WORKING DATA =>

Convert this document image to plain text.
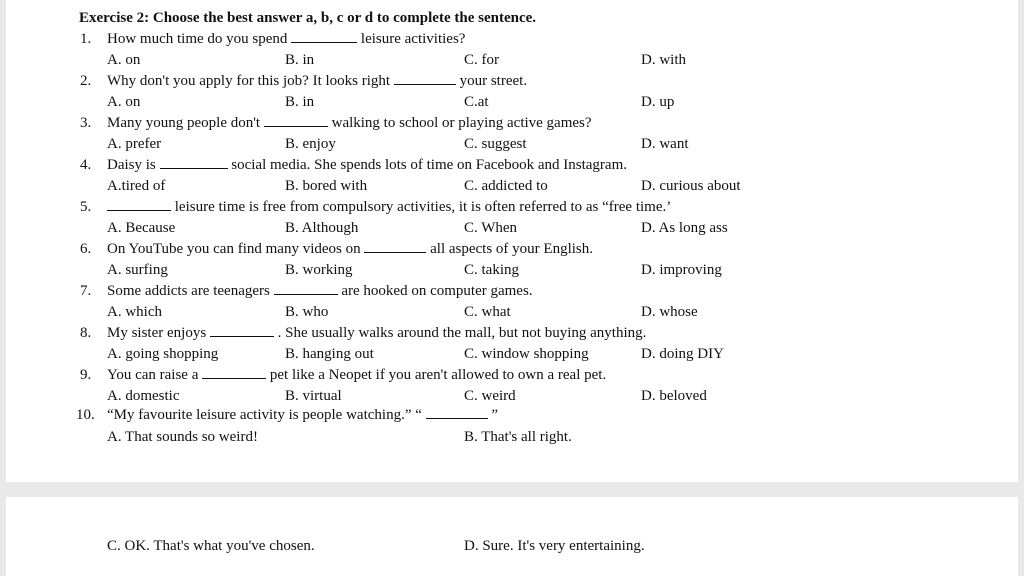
Exercise 2: Choose the best answer a, b, c or d to complete the sentence.
1. How much time do you spend	leisure activities?
A. on	B. in	C. for	D. with
2. Why don't you apply for this job? It looks right	your street.
A. on	B. in	C.at	D. up
3. Many young people don't	walking to school or playing active games?
A. prefer	B. enjoy	C. suggest	D. want
4. Daisy is	social media. She spends lots of time on Facebook and Instagram.
A.tired of	B. bored with	C. addicted to	D. curious about
5.	leisure time is free from compulsory activities, it is often referred to as “free time.’
A. Because	B. Although	C. When	D. As long ass
6. On YouTube you can find many videos on	all aspects of your English.
A. surfing	B. working	C. taking	D. improving
7. Some addicts are teenagers	are hooked on computer games.
A. which	B. who	C. what	D. whose
8. My sister enjoys	. She usually walks around the mall, but not buying anything.
A. going shopping	B. hanging out	C. window shopping	D. doing DIY
9. You can raise a	pet like a Neopet if you aren't allowed to own a real pet.
A. domestic	B. virtual	C. weird	D. beloved
10. “My favourite leisure activity is people watching.” “	”
A. That sounds so weird!	B. That's all right.
C. OK. That's what you've chosen.	D. Sure. It's very entertaining.
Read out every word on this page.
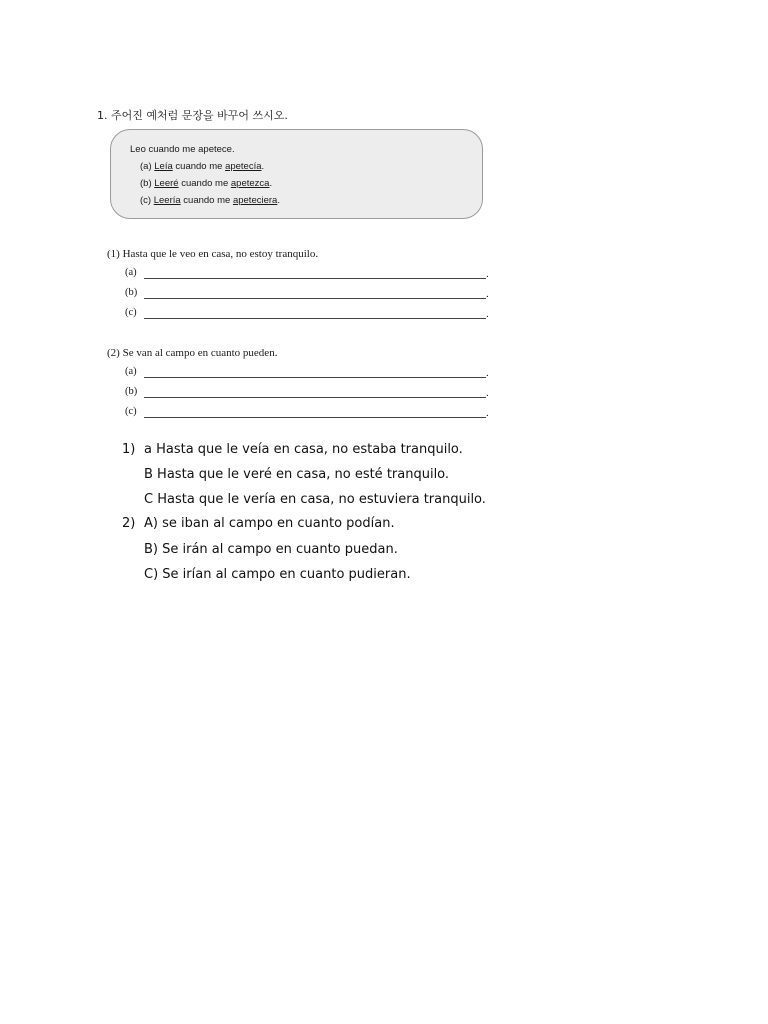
1. 주어진 예처럼 문장을 바꾸어 쓰시오.
Leo cuando me apetece.
(a) Leía cuando me apetecía.
(b) Leeré cuando me apetezca.
(c) Leería cuando me apeteciera.
(1) Hasta que le veo en casa, no estoy tranquilo.
(a)	.
(b)	.
(c)	.
(2) Se van al campo en cuanto pueden.
(a)	.
(b)	.
(c)	.
1) a Hasta que le veía en casa, no estaba tranquilo.
B Hasta que le veré en casa, no esté tranquilo.
C Hasta que le vería en casa, no estuviera tranquilo.
2) A) se iban al campo en cuanto podían.
B) Se irán al campo en cuanto puedan.
C) Se irían al campo en cuanto pudieran.
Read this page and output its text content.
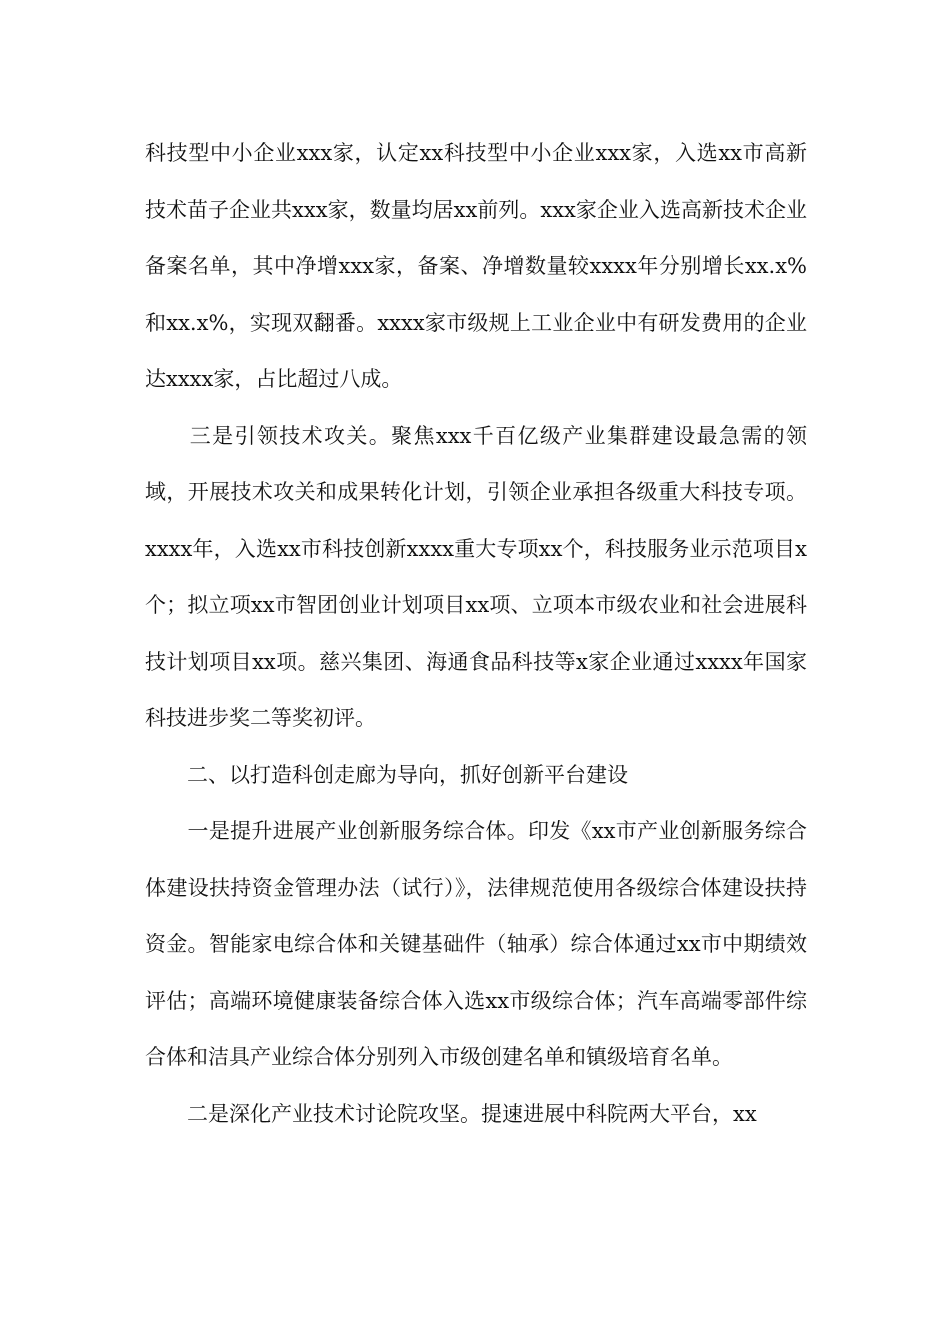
科技型中小企业xxx家，认定xx科技型中小企业xxx家，入选xx市高新技术苗子企业共xxx家，数量均居xx前列。xxx家企业入选高新技术企业备案名单，其中净增xxx家，备案、净增数量较xxxx年分别增长xx.x%和xx.x%，实现双翻番。xxxx家市级规上工业企业中有研发费用的企业达xxxx家，占比超过八成。

　　三是引领技术攻关。聚焦xxx千百亿级产业集群建设最急需的领域，开展技术攻关和成果转化计划，引领企业承担各级重大科技专项。xxxx年，入选xx市科技创新xxxx重大专项xx个，科技服务业示范项目x个；拟立项xx市智团创业计划项目xx项、立项本市级农业和社会进展科技计划项目xx项。慈兴集团、海通食品科技等x家企业通过xxxx年国家科技进步奖二等奖初评。

　　二、以打造科创走廊为导向，抓好创新平台建设

　　一是提升进展产业创新服务综合体。印发《xx市产业创新服务综合体建设扶持资金管理办法（试行）》，法律规范使用各级综合体建设扶持资金。智能家电综合体和关键基础件（轴承）综合体通过xx市中期绩效评估；高端环境健康装备综合体入选xx市级综合体；汽车高端零部件综合体和洁具产业综合体分别列入市级创建名单和镇级培育名单。

　　二是深化产业技术讨论院攻坚。提速进展中科院两大平台，xx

WHAT IS EXPECTED =>
Retype everything in the material word for word, minus pictures.

RESPONSE =>
Convert this document image to plain text.
Exercise 2: Choose the best answer a, b, c or d to complete the sentence.
1. How much time do you spend	leisure activities?
A. on	B. in	C. for	D. with
2. Why don't you apply for this job? It looks right	your street.
A. on	B. in	C.at	D. up
3. Many young people don't	walking to school or playing active games?
A. prefer	B. enjoy	C. suggest	D. want
4. Daisy is	social media. She spends lots of time on Facebook and Instagram.
A.tired of	B. bored with	C. addicted to	D. curious about
5.	leisure time is free from compulsory activities, it is often referred to as “free time.’
A. Because	B. Although	C. When	D. As long ass
6. On YouTube you can find many videos on	all aspects of your English.
A. surfing	B. working	C. taking	D. improving
7. Some addicts are teenagers	are hooked on computer games.
A. which	B. who	C. what	D. whose
8. My sister enjoys	. She usually walks around the mall, but not buying anything.
A. going shopping	B. hanging out	C. window shopping	D. doing DIY
9. You can raise a	pet like a Neopet if you aren't allowed to own a real pet.
A. domestic	B. virtual	C. weird	D. beloved
10. “My favourite leisure activity is people watching.” “	”
A. That sounds so weird!	B. That's all right.
C. OK. That's what you've chosen.	D. Sure. It's very entertaining.
Read out every word on this page.
1. 주어진 예처럼 문장을 바꾸어 쓰시오.
Leo cuando me apetece.
(a) Leía cuando me apetecía.
(b) Leeré cuando me apetezca.
(c) Leería cuando me apeteciera.
(1) Hasta que le veo en casa, no estoy tranquilo.
(a)	.
(b)	.
(c)	.
(2) Se van al campo en cuanto pueden.
(a)	.
(b)	.
(c)	.
1) a Hasta que le veía en casa, no estaba tranquilo.
B Hasta que le veré en casa, no esté tranquilo.
C Hasta que le vería en casa, no estuviera tranquilo.
2) A) se iban al campo en cuanto podían.
B) Se irán al campo en cuanto puedan.
C) Se irían al campo en cuanto pudieran.
Read this page and output its text content.
科技型中小企业xxx家，认定xx科技型中小企业xxx家，入选xx市高新技术苗子企业共xxx家，数量均居xx前列。xxx家企业入选高新技术企业备案名单，其中净增xxx家，备案、净增数量较xxxx年分别增长xx.x%和xx.x%，实现双翻番。xxxx家市级规上工业企业中有研发费用的企业达xxxx家，占比超过八成。

　　三是引领技术攻关。聚焦xxx千百亿级产业集群建设最急需的领域，开展技术攻关和成果转化计划，引领企业承担各级重大科技专项。xxxx年，入选xx市科技创新xxxx重大专项xx个，科技服务业示范项目x个；拟立项xx市智团创业计划项目xx项、立项本市级农业和社会进展科技计划项目xx项。慈兴集团、海通食品科技等x家企业通过xxxx年国家科技进步奖二等奖初评。

　　二、以打造科创走廊为导向，抓好创新平台建设

　　一是提升进展产业创新服务综合体。印发《xx市产业创新服务综合体建设扶持资金管理办法（试行）》，法律规范使用各级综合体建设扶持资金。智能家电综合体和关键基础件（轴承）综合体通过xx市中期绩效评估；高端环境健康装备综合体入选xx市级综合体；汽车高端零部件综合体和洁具产业综合体分别列入市级创建名单和镇级培育名单。

　　二是深化产业技术讨论院攻坚。提速进展中科院两大平台，xx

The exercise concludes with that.